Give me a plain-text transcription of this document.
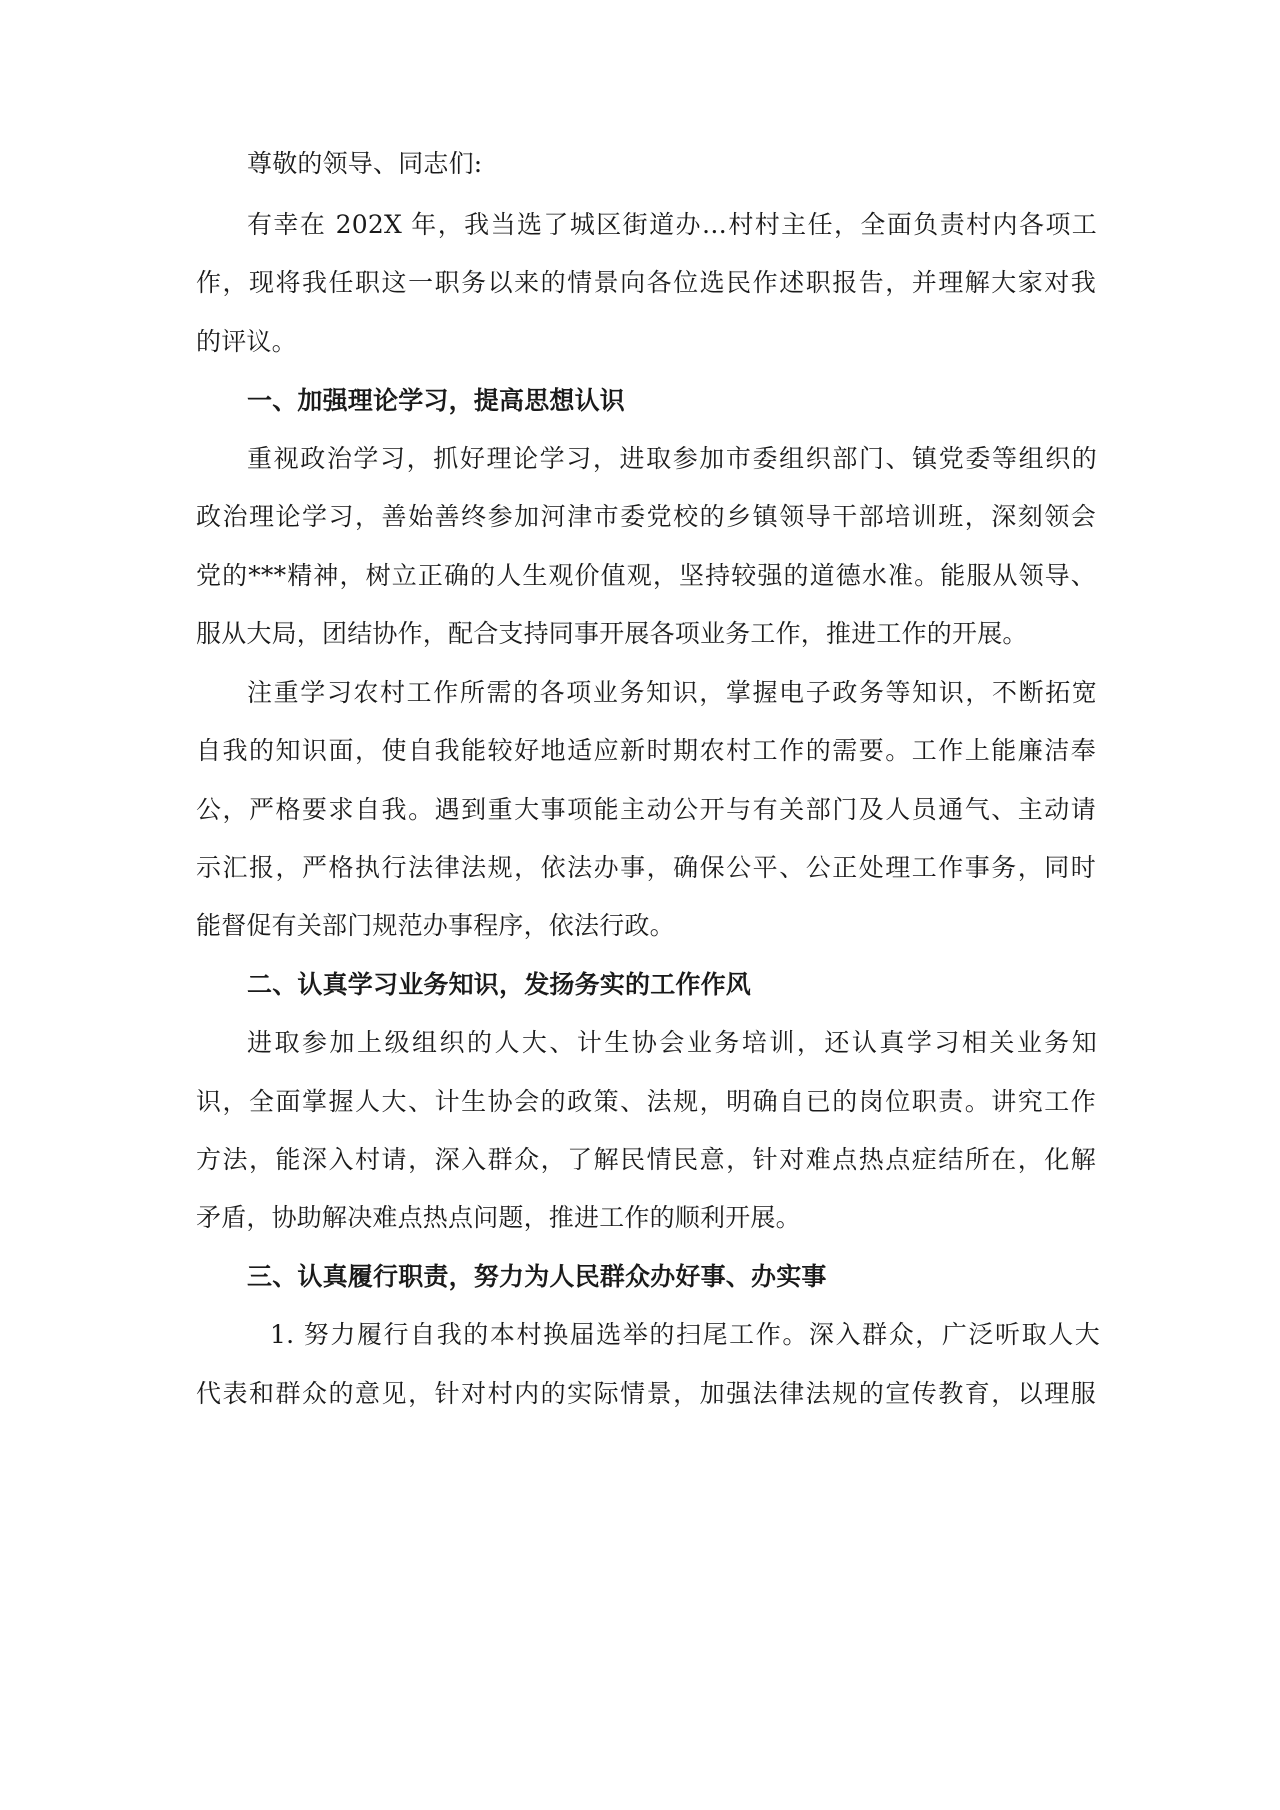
尊敬的领导、同志们:
有幸在 202X 年，我当选了城区街道办…村村主任，全面负责村内各项工
作，现将我任职这一职务以来的情景向各位选民作述职报告，并理解大家对我
的评议。
一、加强理论学习，提高思想认识
重视政治学习，抓好理论学习，进取参加市委组织部门、镇党委等组织的
政治理论学习，善始善终参加河津市委党校的乡镇领导干部培训班，深刻领会
党的***精神，树立正确的人生观价值观，坚持较强的道德水准。能服从领导、
服从大局，团结协作，配合支持同事开展各项业务工作，推进工作的开展。
注重学习农村工作所需的各项业务知识，掌握电子政务等知识，不断拓宽
自我的知识面，使自我能较好地适应新时期农村工作的需要。工作上能廉洁奉
公，严格要求自我。遇到重大事项能主动公开与有关部门及人员通气、主动请
示汇报，严格执行法律法规，依法办事，确保公平、公正处理工作事务，同时
能督促有关部门规范办事程序，依法行政。
二、认真学习业务知识，发扬务实的工作作风
进取参加上级组织的人大、计生协会业务培训，还认真学习相关业务知
识，全面掌握人大、计生协会的政策、法规，明确自已的岗位职责。讲究工作
方法，能深入村请，深入群众，了解民情民意，针对难点热点症结所在，化解
矛盾，协助解决难点热点问题，推进工作的顺利开展。
三、认真履行职责，努力为人民群众办好事、办实事
1. 努力履行自我的本村换届选举的扫尾工作。深入群众，广泛听取人大
代表和群众的意见，针对村内的实际情景，加强法律法规的宣传教育，以理服
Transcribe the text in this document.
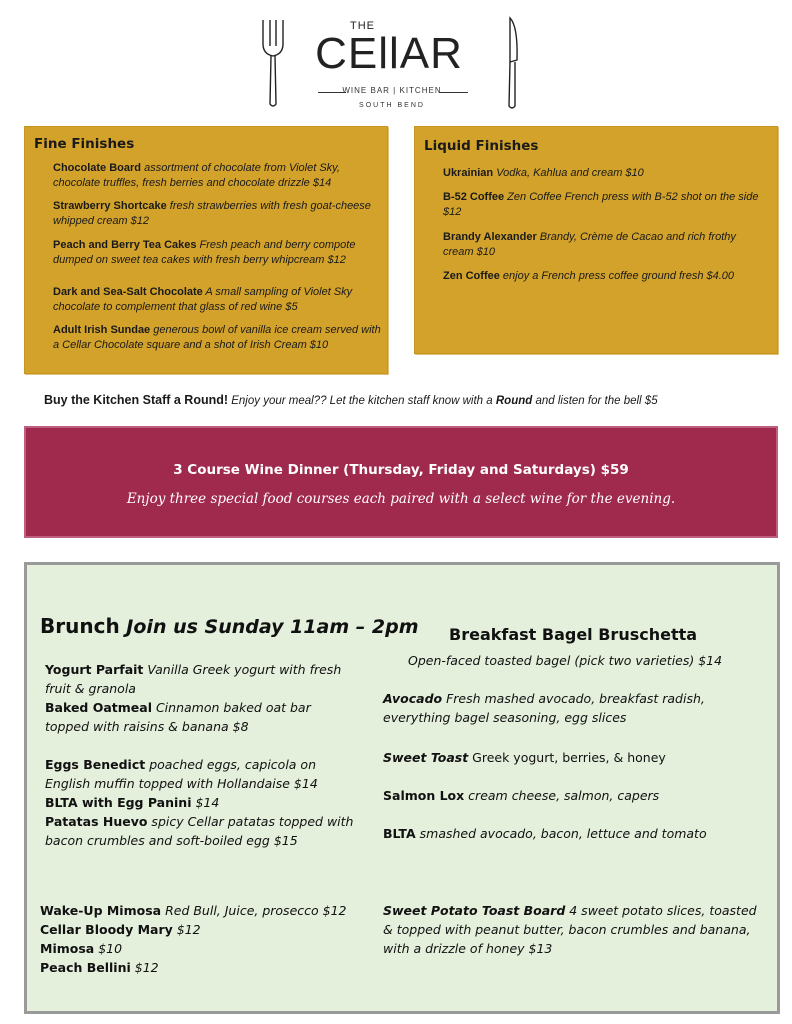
THE
CEllAR
WINE BAR | KITCHEN
SOUTH BEND
Fine Finishes
Chocolate Board assortment of chocolate from Violet Sky, chocolate truffles, fresh berries and chocolate drizzle $14
Strawberry Shortcake fresh strawberries with fresh goat-cheese whipped cream $12
Peach and Berry Tea Cakes Fresh peach and berry compote dumped on sweet tea cakes with fresh berry whipcream $12
Dark and Sea-Salt Chocolate A small sampling of Violet Sky chocolate to complement that glass of red wine $5
Adult Irish Sundae generous bowl of vanilla ice cream served with a Cellar Chocolate square and a shot of Irish Cream $10
Liquid Finishes
Ukrainian Vodka, Kahlua and cream $10
B-52 Coffee Zen Coffee French press with B-52 shot on the side $12
Brandy Alexander Brandy, Crème de Cacao and rich frothy cream $10
Zen Coffee enjoy a French press coffee ground fresh $4.00
Buy the Kitchen Staff a Round! Enjoy your meal?? Let the kitchen staff know with a Round and listen for the bell $5
3 Course Wine Dinner (Thursday, Friday and Saturdays) $59
Enjoy three special food courses each paired with a select wine for the evening.
Brunch Join us Sunday 11am – 2pm
Yogurt Parfait Vanilla Greek yogurt with fresh fruit & granola
Baked Oatmeal Cinnamon baked oat bar topped with raisins & banana $8
Eggs Benedict poached eggs, capicola on English muffin topped with Hollandaise $14
BLTA with Egg Panini $14
Patatas Huevo spicy Cellar patatas topped with bacon crumbles and soft-boiled egg $15
Wake-Up Mimosa Red Bull, Juice, prosecco $12
Cellar Bloody Mary $12
Mimosa $10
Peach Bellini $12
Breakfast Bagel Bruschetta
Open-faced toasted bagel (pick two varieties) $14
Avocado Fresh mashed avocado, breakfast radish, everything bagel seasoning, egg slices
Sweet Toast Greek yogurt, berries, & honey
Salmon Lox cream cheese, salmon, capers
BLTA smashed avocado, bacon, lettuce and tomato
Sweet Potato Toast Board 4 sweet potato slices, toasted & topped with peanut butter, bacon crumbles and banana, with a drizzle of honey $13
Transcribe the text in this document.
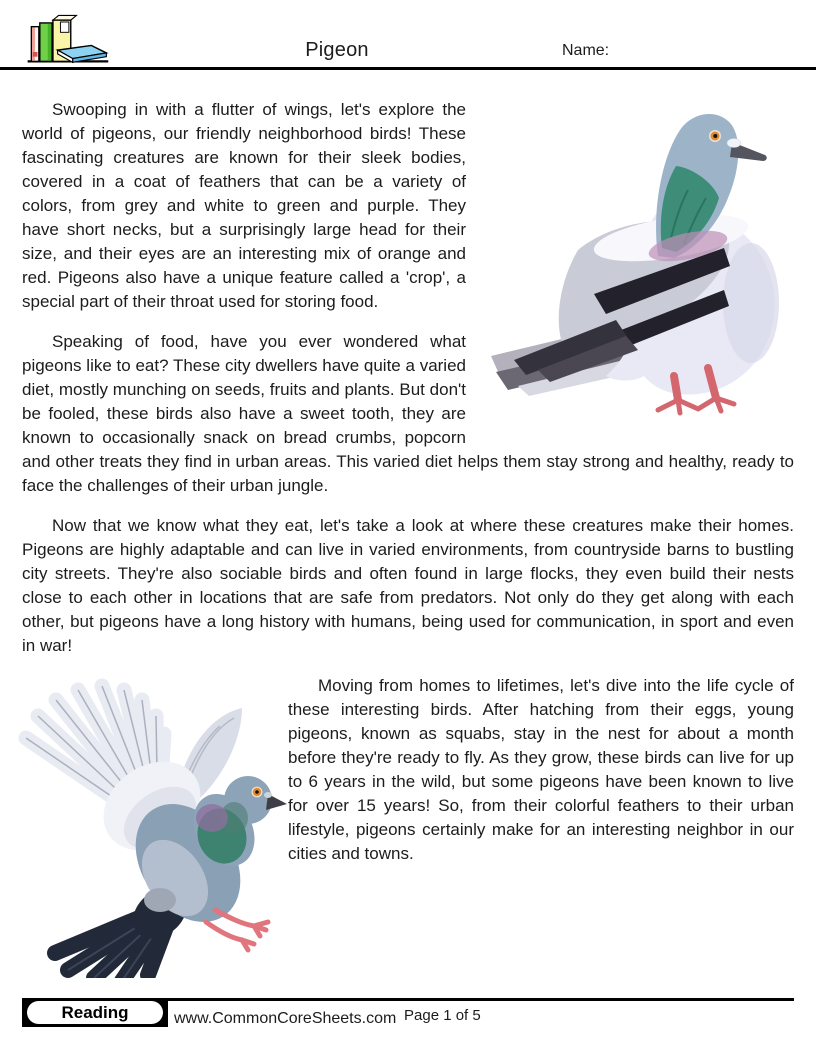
Pigeon	Name:

Swooping in with a flutter of wings, let's explore the world of pigeons, our friendly neighborhood birds! These fascinating creatures are known for their sleek bodies, covered in a coat of feathers that can be a variety of colors, from grey and white to green and purple. They have short necks, but a surprisingly large head for their size, and their eyes are an interesting mix of orange and red. Pigeons also have a unique feature called a 'crop', a special part of their throat used for storing food.

Speaking of food, have you ever wondered what pigeons like to eat? These city dwellers have quite a varied diet, mostly munching on seeds, fruits and plants. But don't be fooled, these birds also have a sweet tooth, they are known to occasionally snack on bread crumbs, popcorn and other treats they find in urban areas. This varied diet helps them stay strong and healthy, ready to face the challenges of their urban jungle.

Now that we know what they eat, let's take a look at where these creatures make their homes. Pigeons are highly adaptable and can live in varied environments, from countryside barns to bustling city streets. They're also sociable birds and often found in large flocks, they even build their nests close to each other in locations that are safe from predators. Not only do they get along with each other, but pigeons have a long history with humans, being used for communication, in sport and even in war!

Moving from homes to lifetimes, let's dive into the life cycle of these interesting birds. After hatching from their eggs, young pigeons, known as squabs, stay in the nest for about a month before they're ready to fly. As they grow, these birds can live for up to 6 years in the wild, but some pigeons have been known to live for over 15 years! So, from their colorful feathers to their urban lifestyle, pigeons certainly make for an interesting neighbor in our cities and towns.

Reading	www.CommonCoreSheets.com Page 1 of 5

**GIVEN REQUEST:** Read the entries and pick out all lines that include the word "French".

**RESULT:**
B-52 Coffee Zen Coffee French press with B-52 shot on the side $12
Zen Coffee enjoy a French press coffee ground fresh $4.00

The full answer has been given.